Dataset items:
::::::::::

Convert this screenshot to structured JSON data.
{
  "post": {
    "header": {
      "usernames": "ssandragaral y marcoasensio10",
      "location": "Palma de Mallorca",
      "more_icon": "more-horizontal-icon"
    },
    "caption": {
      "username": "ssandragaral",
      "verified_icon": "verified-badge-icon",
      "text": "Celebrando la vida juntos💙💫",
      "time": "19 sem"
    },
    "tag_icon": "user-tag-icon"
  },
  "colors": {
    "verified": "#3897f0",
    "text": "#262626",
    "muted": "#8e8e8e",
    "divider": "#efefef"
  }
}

::::::::::

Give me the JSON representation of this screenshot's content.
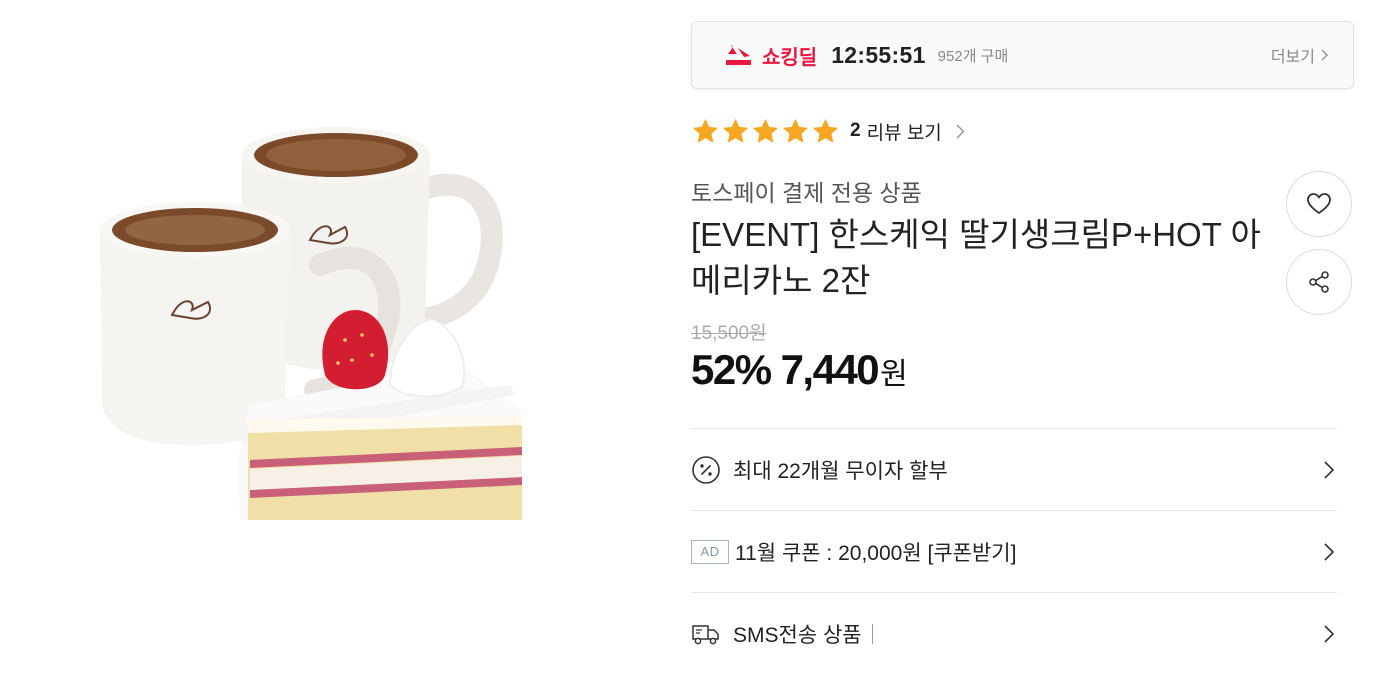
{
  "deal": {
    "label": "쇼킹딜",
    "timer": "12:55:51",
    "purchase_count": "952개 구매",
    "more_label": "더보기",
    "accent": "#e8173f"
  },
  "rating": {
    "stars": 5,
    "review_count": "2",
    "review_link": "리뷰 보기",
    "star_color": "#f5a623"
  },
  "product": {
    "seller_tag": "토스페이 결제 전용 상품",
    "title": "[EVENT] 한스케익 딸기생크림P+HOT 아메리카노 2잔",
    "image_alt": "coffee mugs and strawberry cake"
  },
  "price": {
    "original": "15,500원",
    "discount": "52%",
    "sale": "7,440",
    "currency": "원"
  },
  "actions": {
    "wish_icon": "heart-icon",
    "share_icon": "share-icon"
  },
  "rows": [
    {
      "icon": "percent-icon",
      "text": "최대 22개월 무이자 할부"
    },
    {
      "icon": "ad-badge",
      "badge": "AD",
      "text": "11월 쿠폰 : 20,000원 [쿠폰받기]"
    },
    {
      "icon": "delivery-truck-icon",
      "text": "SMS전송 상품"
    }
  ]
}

::::::::::

Aim of the task: Display every line of the listing that contains the string "JSON".

Full response:
Convert this screenshot to structured JSON data.
Give me the JSON representation of this screenshot's content.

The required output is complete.